* [EXERCISE REQUIREMENTS] Omitting all pictures, print the lines of the listing from the one containing "OCR this image." through the final line, both ends included, with no other text.

* [DATA PROVIDED]
◆ ◆ ◆ ◆ ◆

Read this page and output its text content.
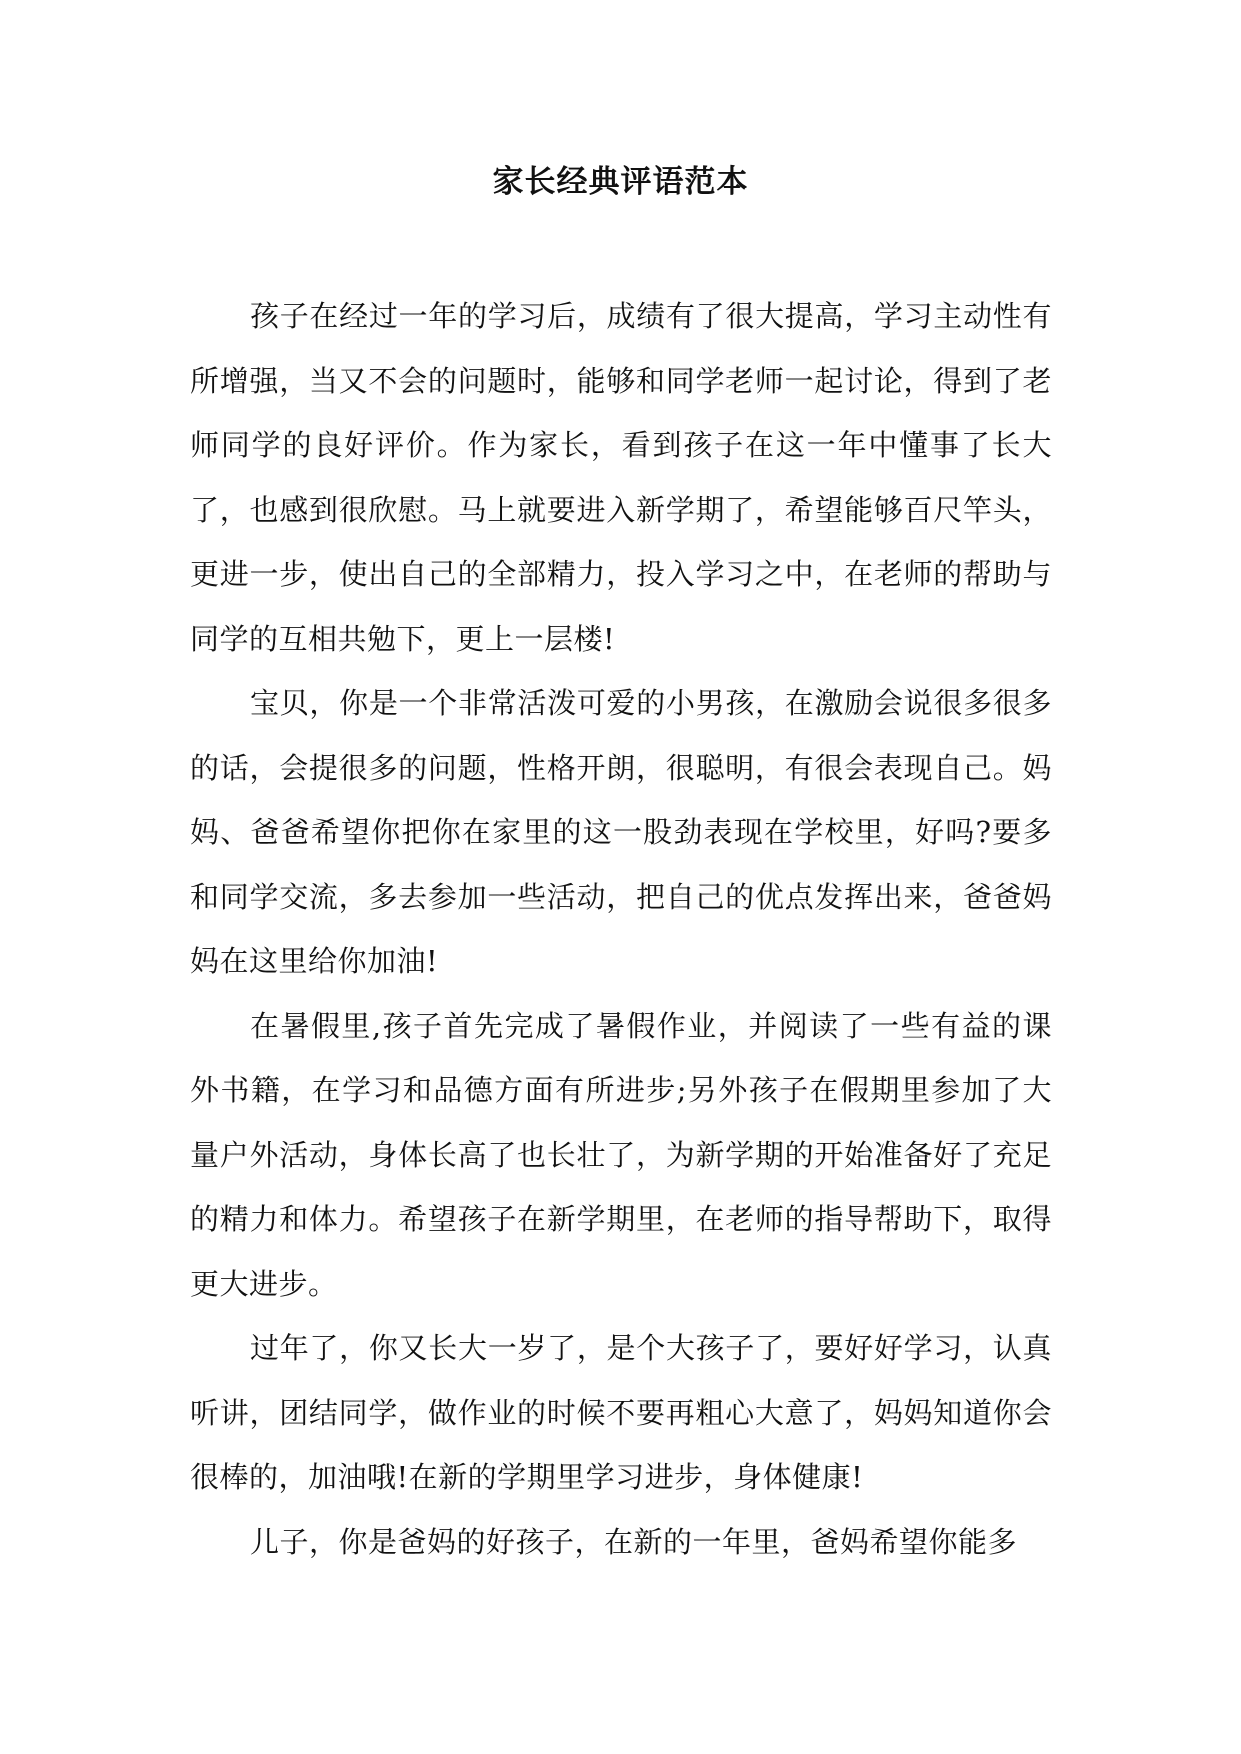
家长经典评语范本

孩子在经过一年的学习后，成绩有了很大提高，学习主动性有所增强，当又不会的问题时，能够和同学老师一起讨论，得到了老师同学的良好评价。作为家长，看到孩子在这一年中懂事了长大了，也感到很欣慰。马上就要进入新学期了，希望能够百尺竿头，更进一步，使出自己的全部精力，投入学习之中，在老师的帮助与同学的互相共勉下，更上一层楼!

宝贝，你是一个非常活泼可爱的小男孩，在激励会说很多很多的话，会提很多的问题，性格开朗，很聪明，有很会表现自己。妈妈、爸爸希望你把你在家里的这一股劲表现在学校里，好吗?要多和同学交流，多去参加一些活动，把自己的优点发挥出来，爸爸妈妈在这里给你加油!

在暑假里,孩子首先完成了暑假作业，并阅读了一些有益的课外书籍，在学习和品德方面有所进步;另外孩子在假期里参加了大量户外活动，身体长高了也长壮了，为新学期的开始准备好了充足的精力和体力。希望孩子在新学期里，在老师的指导帮助下，取得更大进步。

过年了，你又长大一岁了，是个大孩子了，要好好学习，认真听讲，团结同学，做作业的时候不要再粗心大意了，妈妈知道你会很棒的，加油哦!在新的学期里学习进步，身体健康!

儿子，你是爸妈的好孩子，在新的一年里，爸妈希望你能多
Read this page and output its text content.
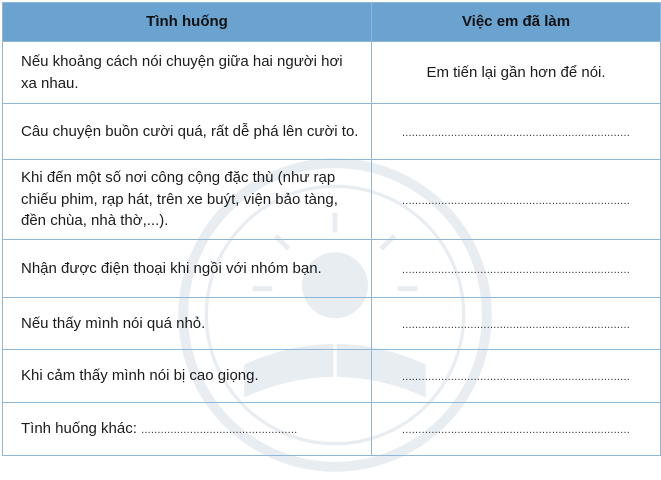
Tình huống	Việc em đã làm
Nếu khoảng cách nói chuyện giữa hai người hơi xa nhau.	Em tiến lại gần hơn để nói.
Câu chuyện buồn cười quá, rất dễ phá lên cười to.	......................................................................
Khi đến một số nơi công cộng đặc thù (như rạp chiếu phim, rạp hát, trên xe buýt, viện bảo tàng, đền chùa, nhà thờ,...).	......................................................................
Nhận được điện thoại khi ngồi với nhóm bạn.	......................................................................
Nếu thấy mình nói quá nhỏ.	......................................................................
Khi cảm thấy mình nói bị cao giọng.	......................................................................
Tình huống khác: ................................................	......................................................................
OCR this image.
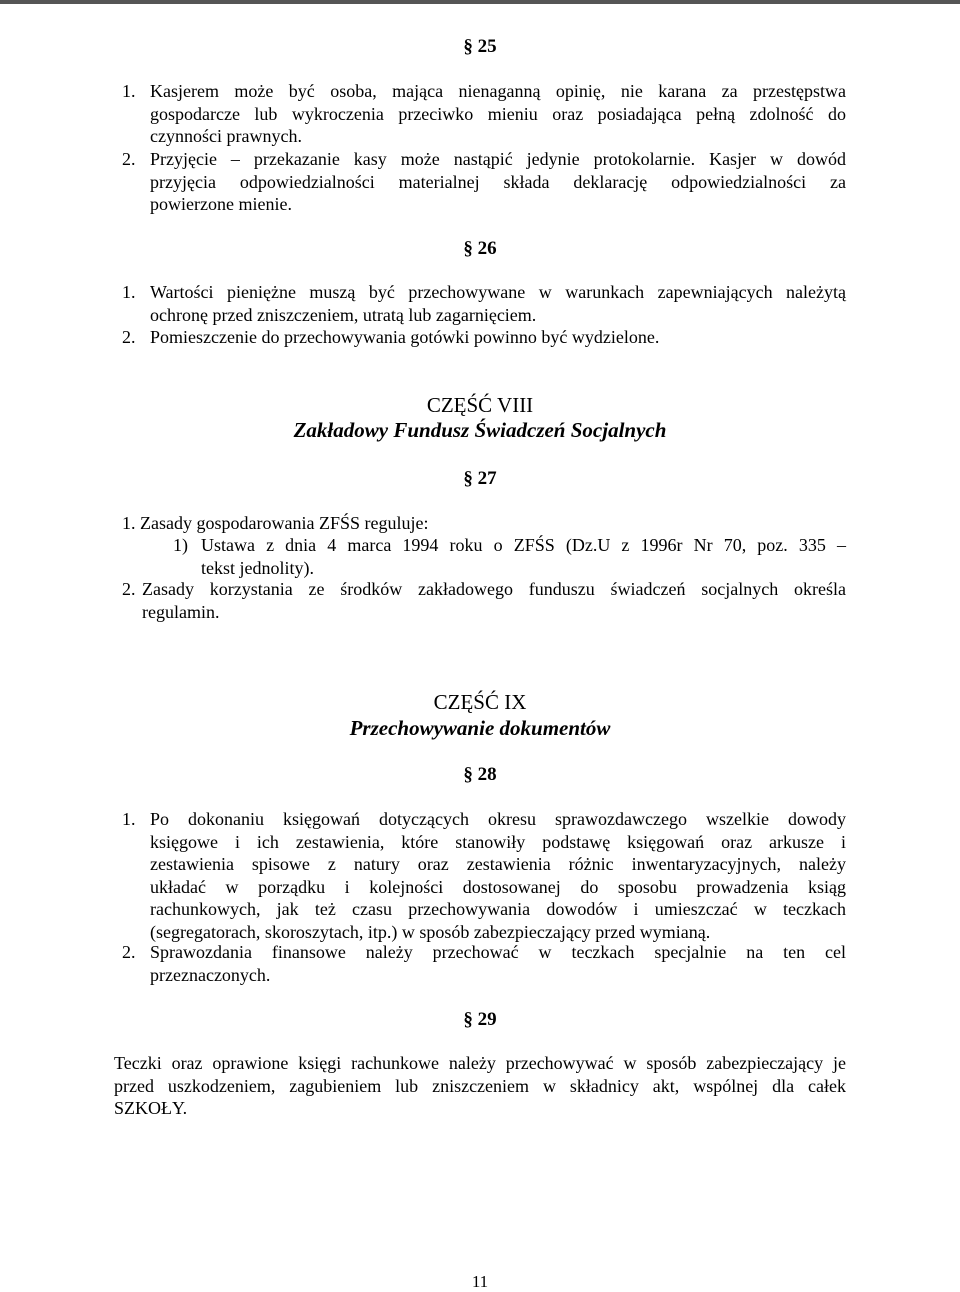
§ 25
1. Kasjerem może być osoba, mająca nienaganną opinię, nie karana za przestępstwa
gospodarcze lub wykroczenia przeciwko mieniu oraz posiadająca pełną zdolność do
czynności prawnych.
2. Przyjęcie – przekazanie kasy może nastąpić jedynie protokolarnie. Kasjer w dowód
przyjęcia odpowiedzialności materialnej składa deklarację odpowiedzialności za
powierzone mienie.
§ 26
1. Wartości pieniężne muszą być przechowywane w warunkach zapewniających należytą
ochronę przed zniszczeniem, utratą lub zagarnięciem.
2. Pomieszczenie do przechowywania gotówki powinno być wydzielone.
CZĘŚĆ VIII
Zakładowy Fundusz Świadczeń Socjalnych
§ 27
1. Zasady gospodarowania ZFŚS reguluje:
1) Ustawa z dnia 4 marca 1994 roku o ZFŚS (Dz.U z 1996r Nr 70, poz. 335 –
tekst jednolity).
2. Zasady korzystania ze środków zakładowego funduszu świadczeń socjalnych określa
regulamin.
CZĘŚĆ IX
Przechowywanie dokumentów
§ 28
1. Po dokonaniu księgowań dotyczących okresu sprawozdawczego wszelkie dowody
księgowe i ich zestawienia, które stanowiły podstawę księgowań oraz arkusze i
zestawienia spisowe z natury oraz zestawienia różnic inwentaryzacyjnych, należy
układać w porządku i kolejności dostosowanej do sposobu prowadzenia ksiąg
rachunkowych, jak też czasu przechowywania dowodów i umieszczać w teczkach
(segregatorach, skoroszytach, itp.) w sposób zabezpieczający przed wymianą.
2. Sprawozdania finansowe należy przechować w teczkach specjalnie na ten cel
przeznaczonych.
§ 29
Teczki oraz oprawione księgi rachunkowe należy przechowywać w sposób zabezpieczający je
przed uszkodzeniem, zagubieniem lub zniszczeniem w składnicy akt, wspólnej dla całek
SZKOŁY.
11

◆ ◆ ◆ ◆ ◆

* [THE REPLY]
OCR this image.
§ 25
1. Kasjerem może być osoba, mająca nienaganną opinię, nie karana za przestępstwa
gospodarcze lub wykroczenia przeciwko mieniu oraz posiadająca pełną zdolność do
czynności prawnych.
2. Przyjęcie – przekazanie kasy może nastąpić jedynie protokolarnie. Kasjer w dowód
przyjęcia odpowiedzialności materialnej składa deklarację odpowiedzialności za
powierzone mienie.
§ 26
1. Wartości pieniężne muszą być przechowywane w warunkach zapewniających należytą
ochronę przed zniszczeniem, utratą lub zagarnięciem.
2. Pomieszczenie do przechowywania gotówki powinno być wydzielone.
CZĘŚĆ VIII
Zakładowy Fundusz Świadczeń Socjalnych
§ 27
1. Zasady gospodarowania ZFŚS reguluje:
1) Ustawa z dnia 4 marca 1994 roku o ZFŚS (Dz.U z 1996r Nr 70, poz. 335 –
tekst jednolity).
2. Zasady korzystania ze środków zakładowego funduszu świadczeń socjalnych określa
regulamin.
CZĘŚĆ IX
Przechowywanie dokumentów
§ 28
1. Po dokonaniu księgowań dotyczących okresu sprawozdawczego wszelkie dowody
księgowe i ich zestawienia, które stanowiły podstawę księgowań oraz arkusze i
zestawienia spisowe z natury oraz zestawienia różnic inwentaryzacyjnych, należy
układać w porządku i kolejności dostosowanej do sposobu prowadzenia ksiąg
rachunkowych, jak też czasu przechowywania dowodów i umieszczać w teczkach
(segregatorach, skoroszytach, itp.) w sposób zabezpieczający przed wymianą.
2. Sprawozdania finansowe należy przechować w teczkach specjalnie na ten cel
przeznaczonych.
§ 29
Teczki oraz oprawione księgi rachunkowe należy przechowywać w sposób zabezpieczający je
przed uszkodzeniem, zagubieniem lub zniszczeniem w składnicy akt, wspólnej dla całek
SZKOŁY.
11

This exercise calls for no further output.